_Stored records:_
....

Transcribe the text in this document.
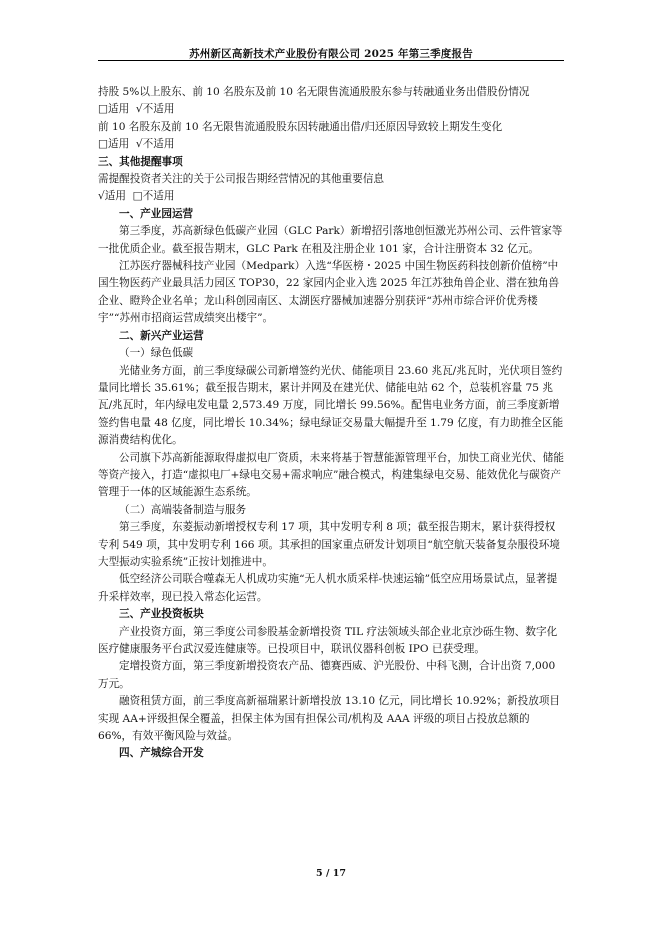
苏州新区高新技术产业股份有限公司 2025 年第三季度报告

持股 5%以上股东、前 10 名股东及前 10 名无限售流通股股东参与转融通业务出借股份情况

□适用  √不适用

前 10 名股东及前 10 名无限售流通股股东因转融通出借/归还原因导致较上期发生变化

□适用  √不适用

三、其他提醒事项

需提醒投资者关注的关于公司报告期经营情况的其他重要信息

√适用  □不适用

一、产业园运营

第三季度，苏高新绿色低碳产业园（GLC Park）新增招引落地创恒激光苏州公司、云件管家等一批优质企业。截至报告期末，GLC Park 在租及注册企业 101 家，合计注册资本 32 亿元。

江苏医疗器械科技产业园（Medpark）入选“华医榜・2025 中国生物医药科技创新价值榜”中国生物医药产业最具活力园区 TOP30，22 家园内企业入选 2025 年江苏独角兽企业、潜在独角兽企业、瞪羚企业名单；龙山科创园南区、太湖医疗器械加速器分别获评“苏州市综合评价优秀楼宇”“苏州市招商运营成绩突出楼宇”。

二、新兴产业运营

（一）绿色低碳

光储业务方面，前三季度绿碳公司新增签约光伏、储能项目 23.60 兆瓦/兆瓦时，光伏项目签约量同比增长 35.61%；截至报告期末，累计并网及在建光伏、储能电站 62 个，总装机容量 75 兆瓦/兆瓦时，年内绿电发电量 2,573.49 万度，同比增长 99.56%。配售电业务方面，前三季度新增签约售电量 48 亿度，同比增长 10.34%；绿电绿证交易量大幅提升至 1.79 亿度，有力助推全区能源消费结构优化。

公司旗下苏高新能源取得虚拟电厂资质，未来将基于智慧能源管理平台，加快工商业光伏、储能等资产接入，打造“虚拟电厂+绿电交易+需求响应”融合模式，构建集绿电交易、能效优化与碳资产管理于一体的区域能源生态系统。

（二）高端装备制造与服务

第三季度，东菱振动新增授权专利 17 项，其中发明专利 8 项；截至报告期末，累计获得授权专利 549 项，其中发明专利 166 项。其承担的国家重点研发计划项目“航空航天装备复杂服役环境大型振动实验系统”正按计划推进中。

低空经济公司联合噬森无人机成功实施“无人机水质采样-快速运输”低空应用场景试点，显著提升采样效率，现已投入常态化运营。

三、产业投资板块

产业投资方面，第三季度公司参股基金新增投资 TIL 疗法领域头部企业北京沙砾生物、数字化医疗健康服务平台武汉爱连健康等。已投项目中，联讯仪器科创板 IPO 已获受理。

定增投资方面，第三季度新增投资农产品、德赛西威、沪光股份、中科飞测，合计出资 7,000 万元。

融资租赁方面，前三季度高新福瑞累计新增投放 13.10 亿元，同比增长 10.92%；新投放项目实现 AA+评级担保全覆盖，担保主体为国有担保公司/机构及 AAA 评级的项目占投放总额的 66%，有效平衡风险与效益。

四、产城综合开发

5 / 17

....

_Task directions:_ Collect each line above holding the string "截至报告期末".

_Solution for this problem:_
第三季度，苏高新绿色低碳产业园（GLC Park）新增招引落地创恒激光苏州公司、云件管家等一批优质企业。截至报告期末，GLC Park 在租及注册企业 101 家，合计注册资本 32 亿元。
光储业务方面，前三季度绿碳公司新增签约光伏、储能项目 23.60 兆瓦/兆瓦时，光伏项目签约量同比增长 35.61%；截至报告期末，累计并网及在建光伏、储能电站 62 个，总装机容量 75 兆瓦/兆瓦时，年内绿电发电量 2,573.49 万度，同比增长 99.56%。配售电业务方面，前三季度新增签约售电量 48 亿度，同比增长 10.34%；绿电绿证交易量大幅提升至 1.79 亿度，有力助推全区能源消费结构优化。
第三季度，东菱振动新增授权专利 17 项，其中发明专利 8 项；截至报告期末，累计获得授权专利 549 项，其中发明专利 166 项。其承担的国家重点研发计划项目“航空航天装备复杂服役环境大型振动实验系统”正按计划推进中。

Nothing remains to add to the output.